## Stated goal
Copy every line that holds "haven".

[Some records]

^^^^^^^^

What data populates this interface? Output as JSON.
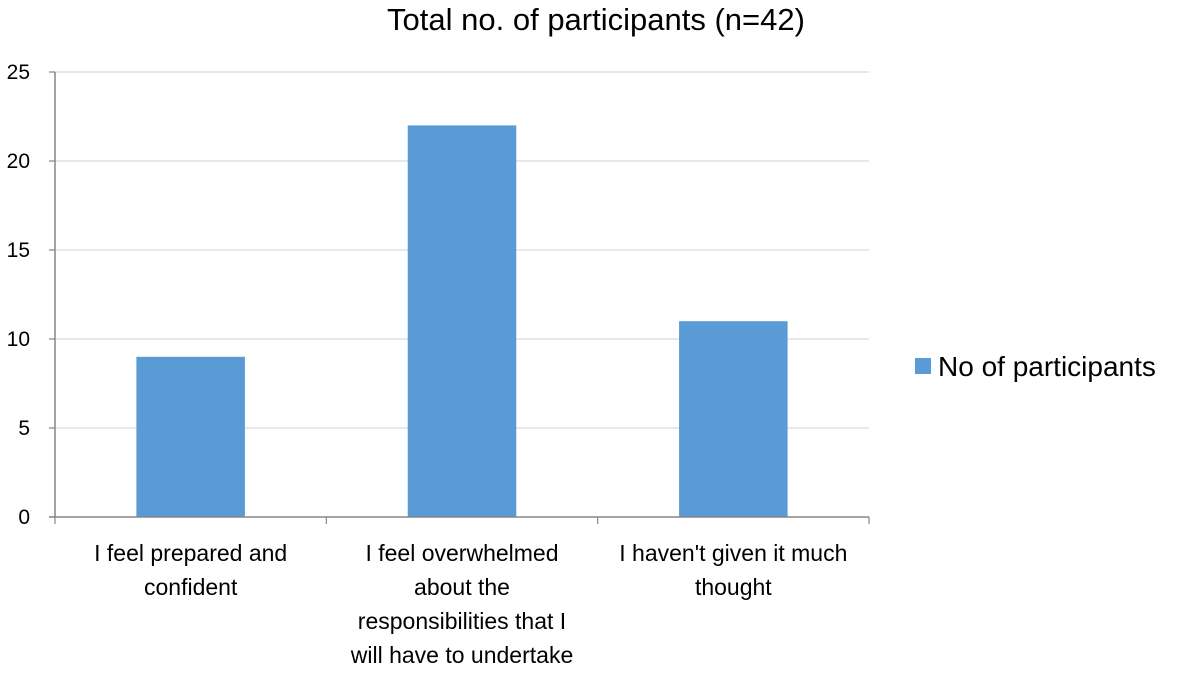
{
  "chart_data": {
    "type": "bar",
    "title": "Total no. of participants (n=42)",
    "xlabel": "",
    "ylabel": "",
    "categories": [
      "I feel prepared and confident",
      "I feel overwhelmed about the responsibilities that I will have to undertake",
      "I haven't given it much thought"
    ],
    "category_lines": [
      [
        "I feel prepared and",
        "confident"
      ],
      [
        "I feel overwhelmed",
        "about the",
        "responsibilities that I",
        "will have to undertake"
      ],
      [
        "I haven't given it much",
        "thought"
      ]
    ],
    "series": [
      {
        "name": "No of participants",
        "color": "#5B9BD5",
        "values": [
          9,
          22,
          11
        ]
      }
    ],
    "ylim": [
      0,
      25
    ],
    "yticks": [
      0,
      5,
      10,
      15,
      20,
      25
    ],
    "grid": true,
    "legend": "right",
    "gridline_color": "#D9D9D9",
    "axis_color": "#868686"
  }
}
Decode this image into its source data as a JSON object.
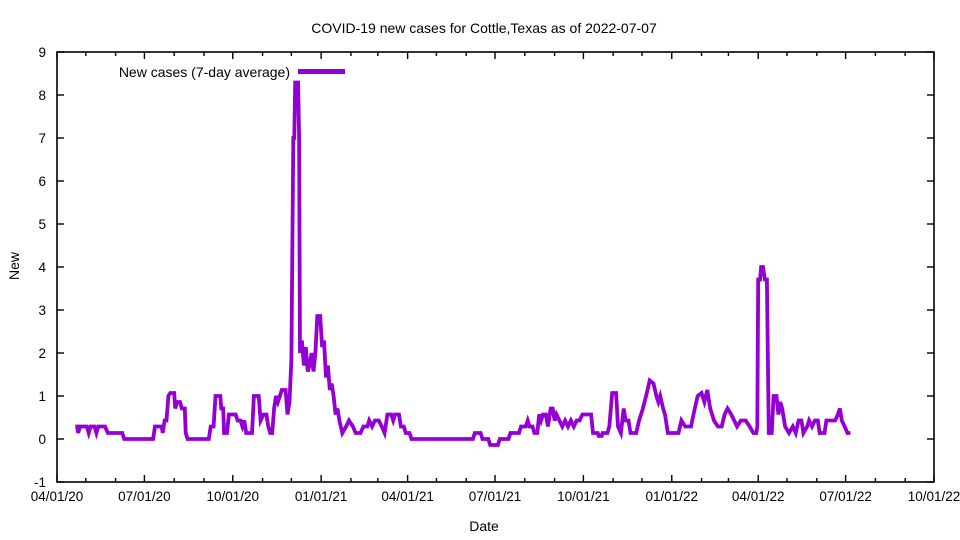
{
  "header": {
    "title": "COVID-19 new cases for Cottle,Texas as of 2022-07-07"
  },
  "colors": {
    "line": "#9400d3",
    "axis": "#000000",
    "background": "#ffffff"
  },
  "chart_data": {
    "type": "line",
    "title": "COVID-19 new cases for Cottle,Texas as of 2022-07-07",
    "xlabel": "Date",
    "ylabel": "New",
    "grid": false,
    "legend": {
      "position": "top-left-inside",
      "entries": [
        {
          "label": "New cases (7-day average)",
          "color": "#9400d3"
        }
      ]
    },
    "xlim": [
      "2020-04-01",
      "2022-10-01"
    ],
    "ylim": [
      -1,
      9
    ],
    "y_ticks": [
      -1,
      0,
      1,
      2,
      3,
      4,
      5,
      6,
      7,
      8,
      9
    ],
    "x_ticks": [
      {
        "date": "2020-04-01",
        "label": "04/01/20"
      },
      {
        "date": "2020-07-01",
        "label": "07/01/20"
      },
      {
        "date": "2020-10-01",
        "label": "10/01/20"
      },
      {
        "date": "2021-01-01",
        "label": "01/01/21"
      },
      {
        "date": "2021-04-01",
        "label": "04/01/21"
      },
      {
        "date": "2021-07-01",
        "label": "07/01/21"
      },
      {
        "date": "2021-10-01",
        "label": "10/01/21"
      },
      {
        "date": "2022-01-01",
        "label": "01/01/22"
      },
      {
        "date": "2022-04-01",
        "label": "04/01/22"
      },
      {
        "date": "2022-07-01",
        "label": "07/01/22"
      },
      {
        "date": "2022-10-01",
        "label": "10/01/22"
      }
    ],
    "x_minor_ticks": "monthly",
    "series": [
      {
        "name": "New cases (7-day average)",
        "color": "#9400d3",
        "points": [
          [
            "2020-04-20",
            0.29
          ],
          [
            "2020-04-22",
            0.29
          ],
          [
            "2020-04-23",
            0.14
          ],
          [
            "2020-04-25",
            0.29
          ],
          [
            "2020-05-02",
            0.29
          ],
          [
            "2020-05-04",
            0.14
          ],
          [
            "2020-05-06",
            0.29
          ],
          [
            "2020-05-10",
            0.29
          ],
          [
            "2020-05-12",
            0.14
          ],
          [
            "2020-05-14",
            0.29
          ],
          [
            "2020-05-21",
            0.29
          ],
          [
            "2020-05-24",
            0.14
          ],
          [
            "2020-06-08",
            0.14
          ],
          [
            "2020-06-10",
            0.0
          ],
          [
            "2020-07-10",
            0.0
          ],
          [
            "2020-07-12",
            0.29
          ],
          [
            "2020-07-19",
            0.29
          ],
          [
            "2020-07-20",
            0.14
          ],
          [
            "2020-07-22",
            0.43
          ],
          [
            "2020-07-24",
            0.43
          ],
          [
            "2020-07-26",
            1.0
          ],
          [
            "2020-07-28",
            1.07
          ],
          [
            "2020-08-01",
            1.07
          ],
          [
            "2020-08-02",
            0.71
          ],
          [
            "2020-08-04",
            0.86
          ],
          [
            "2020-08-07",
            0.86
          ],
          [
            "2020-08-09",
            0.71
          ],
          [
            "2020-08-12",
            0.71
          ],
          [
            "2020-08-13",
            0.14
          ],
          [
            "2020-08-15",
            0.0
          ],
          [
            "2020-09-06",
            0.0
          ],
          [
            "2020-09-08",
            0.29
          ],
          [
            "2020-09-11",
            0.29
          ],
          [
            "2020-09-13",
            1.0
          ],
          [
            "2020-09-18",
            1.0
          ],
          [
            "2020-09-19",
            0.71
          ],
          [
            "2020-09-21",
            0.71
          ],
          [
            "2020-09-22",
            0.14
          ],
          [
            "2020-09-25",
            0.14
          ],
          [
            "2020-09-27",
            0.57
          ],
          [
            "2020-10-04",
            0.57
          ],
          [
            "2020-10-06",
            0.43
          ],
          [
            "2020-10-09",
            0.43
          ],
          [
            "2020-10-11",
            0.29
          ],
          [
            "2020-10-13",
            0.43
          ],
          [
            "2020-10-15",
            0.14
          ],
          [
            "2020-10-21",
            0.14
          ],
          [
            "2020-10-23",
            1.0
          ],
          [
            "2020-10-28",
            1.0
          ],
          [
            "2020-10-30",
            0.43
          ],
          [
            "2020-11-02",
            0.57
          ],
          [
            "2020-11-05",
            0.57
          ],
          [
            "2020-11-07",
            0.29
          ],
          [
            "2020-11-09",
            0.14
          ],
          [
            "2020-11-11",
            0.14
          ],
          [
            "2020-11-13",
            0.71
          ],
          [
            "2020-11-15",
            1.0
          ],
          [
            "2020-11-17",
            0.86
          ],
          [
            "2020-11-19",
            1.0
          ],
          [
            "2020-11-21",
            1.14
          ],
          [
            "2020-11-25",
            1.14
          ],
          [
            "2020-11-27",
            0.57
          ],
          [
            "2020-11-29",
            0.86
          ],
          [
            "2020-12-01",
            1.86
          ],
          [
            "2020-12-03",
            7.0
          ],
          [
            "2020-12-04",
            7.0
          ],
          [
            "2020-12-05",
            8.29
          ],
          [
            "2020-12-08",
            8.29
          ],
          [
            "2020-12-09",
            7.0
          ],
          [
            "2020-12-10",
            2.0
          ],
          [
            "2020-12-12",
            2.29
          ],
          [
            "2020-12-14",
            1.71
          ],
          [
            "2020-12-16",
            2.14
          ],
          [
            "2020-12-18",
            1.57
          ],
          [
            "2020-12-20",
            1.71
          ],
          [
            "2020-12-22",
            2.0
          ],
          [
            "2020-12-24",
            1.57
          ],
          [
            "2020-12-26",
            2.0
          ],
          [
            "2020-12-28",
            2.86
          ],
          [
            "2020-12-31",
            2.86
          ],
          [
            "2021-01-02",
            2.14
          ],
          [
            "2021-01-04",
            2.29
          ],
          [
            "2021-01-06",
            1.43
          ],
          [
            "2021-01-08",
            1.71
          ],
          [
            "2021-01-10",
            1.14
          ],
          [
            "2021-01-12",
            1.29
          ],
          [
            "2021-01-14",
            1.0
          ],
          [
            "2021-01-16",
            0.57
          ],
          [
            "2021-01-18",
            0.71
          ],
          [
            "2021-01-20",
            0.43
          ],
          [
            "2021-01-23",
            0.14
          ],
          [
            "2021-01-27",
            0.29
          ],
          [
            "2021-01-30",
            0.43
          ],
          [
            "2021-02-03",
            0.29
          ],
          [
            "2021-02-06",
            0.14
          ],
          [
            "2021-02-11",
            0.14
          ],
          [
            "2021-02-14",
            0.29
          ],
          [
            "2021-02-18",
            0.29
          ],
          [
            "2021-02-20",
            0.43
          ],
          [
            "2021-02-23",
            0.29
          ],
          [
            "2021-02-26",
            0.43
          ],
          [
            "2021-03-02",
            0.43
          ],
          [
            "2021-03-05",
            0.29
          ],
          [
            "2021-03-08",
            0.14
          ],
          [
            "2021-03-11",
            0.57
          ],
          [
            "2021-03-15",
            0.57
          ],
          [
            "2021-03-17",
            0.43
          ],
          [
            "2021-03-19",
            0.57
          ],
          [
            "2021-03-23",
            0.57
          ],
          [
            "2021-03-25",
            0.29
          ],
          [
            "2021-03-28",
            0.29
          ],
          [
            "2021-03-30",
            0.14
          ],
          [
            "2021-04-03",
            0.14
          ],
          [
            "2021-04-05",
            0.0
          ],
          [
            "2021-06-08",
            0.0
          ],
          [
            "2021-06-10",
            0.14
          ],
          [
            "2021-06-16",
            0.14
          ],
          [
            "2021-06-18",
            0.0
          ],
          [
            "2021-06-24",
            0.0
          ],
          [
            "2021-06-26",
            -0.14
          ],
          [
            "2021-07-04",
            -0.14
          ],
          [
            "2021-07-06",
            0.0
          ],
          [
            "2021-07-15",
            0.0
          ],
          [
            "2021-07-17",
            0.14
          ],
          [
            "2021-07-26",
            0.14
          ],
          [
            "2021-07-28",
            0.29
          ],
          [
            "2021-08-02",
            0.29
          ],
          [
            "2021-08-04",
            0.43
          ],
          [
            "2021-08-06",
            0.29
          ],
          [
            "2021-08-09",
            0.29
          ],
          [
            "2021-08-11",
            0.14
          ],
          [
            "2021-08-14",
            0.14
          ],
          [
            "2021-08-16",
            0.57
          ],
          [
            "2021-08-18",
            0.43
          ],
          [
            "2021-08-20",
            0.57
          ],
          [
            "2021-08-23",
            0.57
          ],
          [
            "2021-08-25",
            0.29
          ],
          [
            "2021-08-28",
            0.71
          ],
          [
            "2021-08-30",
            0.71
          ],
          [
            "2021-09-01",
            0.43
          ],
          [
            "2021-09-03",
            0.57
          ],
          [
            "2021-09-06",
            0.43
          ],
          [
            "2021-09-09",
            0.29
          ],
          [
            "2021-09-12",
            0.43
          ],
          [
            "2021-09-15",
            0.29
          ],
          [
            "2021-09-18",
            0.43
          ],
          [
            "2021-09-21",
            0.29
          ],
          [
            "2021-09-24",
            0.43
          ],
          [
            "2021-09-27",
            0.43
          ],
          [
            "2021-09-30",
            0.57
          ],
          [
            "2021-10-09",
            0.57
          ],
          [
            "2021-10-11",
            0.14
          ],
          [
            "2021-10-16",
            0.14
          ],
          [
            "2021-10-17",
            0.07
          ],
          [
            "2021-10-20",
            0.07
          ],
          [
            "2021-10-21",
            0.14
          ],
          [
            "2021-10-26",
            0.14
          ],
          [
            "2021-10-28",
            0.29
          ],
          [
            "2021-10-31",
            1.07
          ],
          [
            "2021-11-04",
            1.07
          ],
          [
            "2021-11-06",
            0.29
          ],
          [
            "2021-11-09",
            0.14
          ],
          [
            "2021-11-12",
            0.71
          ],
          [
            "2021-11-14",
            0.43
          ],
          [
            "2021-11-17",
            0.43
          ],
          [
            "2021-11-19",
            0.14
          ],
          [
            "2021-11-25",
            0.14
          ],
          [
            "2021-11-28",
            0.43
          ],
          [
            "2021-12-02",
            0.71
          ],
          [
            "2021-12-06",
            1.07
          ],
          [
            "2021-12-09",
            1.36
          ],
          [
            "2021-12-13",
            1.29
          ],
          [
            "2021-12-16",
            1.0
          ],
          [
            "2021-12-18",
            0.86
          ],
          [
            "2021-12-20",
            1.0
          ],
          [
            "2021-12-23",
            0.71
          ],
          [
            "2021-12-25",
            0.57
          ],
          [
            "2021-12-28",
            0.14
          ],
          [
            "2022-01-08",
            0.14
          ],
          [
            "2022-01-11",
            0.43
          ],
          [
            "2022-01-15",
            0.29
          ],
          [
            "2022-01-21",
            0.29
          ],
          [
            "2022-01-25",
            0.71
          ],
          [
            "2022-01-28",
            1.0
          ],
          [
            "2022-02-01",
            1.07
          ],
          [
            "2022-02-04",
            0.86
          ],
          [
            "2022-02-07",
            1.14
          ],
          [
            "2022-02-10",
            0.71
          ],
          [
            "2022-02-14",
            0.43
          ],
          [
            "2022-02-18",
            0.29
          ],
          [
            "2022-02-22",
            0.29
          ],
          [
            "2022-02-25",
            0.57
          ],
          [
            "2022-02-28",
            0.71
          ],
          [
            "2022-03-04",
            0.57
          ],
          [
            "2022-03-07",
            0.43
          ],
          [
            "2022-03-10",
            0.29
          ],
          [
            "2022-03-14",
            0.43
          ],
          [
            "2022-03-19",
            0.43
          ],
          [
            "2022-03-23",
            0.29
          ],
          [
            "2022-03-27",
            0.14
          ],
          [
            "2022-03-30",
            0.14
          ],
          [
            "2022-03-31",
            0.29
          ],
          [
            "2022-04-01",
            3.71
          ],
          [
            "2022-04-03",
            3.71
          ],
          [
            "2022-04-04",
            4.0
          ],
          [
            "2022-04-06",
            4.0
          ],
          [
            "2022-04-08",
            3.71
          ],
          [
            "2022-04-10",
            3.71
          ],
          [
            "2022-04-12",
            0.14
          ],
          [
            "2022-04-15",
            0.14
          ],
          [
            "2022-04-17",
            1.0
          ],
          [
            "2022-04-20",
            1.0
          ],
          [
            "2022-04-22",
            0.57
          ],
          [
            "2022-04-24",
            0.86
          ],
          [
            "2022-04-26",
            0.71
          ],
          [
            "2022-04-29",
            0.29
          ],
          [
            "2022-05-03",
            0.14
          ],
          [
            "2022-05-07",
            0.29
          ],
          [
            "2022-05-10",
            0.14
          ],
          [
            "2022-05-13",
            0.43
          ],
          [
            "2022-05-16",
            0.43
          ],
          [
            "2022-05-18",
            0.14
          ],
          [
            "2022-05-22",
            0.29
          ],
          [
            "2022-05-24",
            0.43
          ],
          [
            "2022-05-27",
            0.29
          ],
          [
            "2022-05-30",
            0.43
          ],
          [
            "2022-06-02",
            0.43
          ],
          [
            "2022-06-04",
            0.14
          ],
          [
            "2022-06-09",
            0.14
          ],
          [
            "2022-06-11",
            0.43
          ],
          [
            "2022-06-20",
            0.43
          ],
          [
            "2022-06-23",
            0.57
          ],
          [
            "2022-06-25",
            0.71
          ],
          [
            "2022-06-27",
            0.43
          ],
          [
            "2022-06-30",
            0.29
          ],
          [
            "2022-07-03",
            0.14
          ],
          [
            "2022-07-06",
            0.14
          ]
        ]
      }
    ]
  }
}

^^^^^^^^

## The answer
      "I haven't given it much thought"
        "I haven't given it much",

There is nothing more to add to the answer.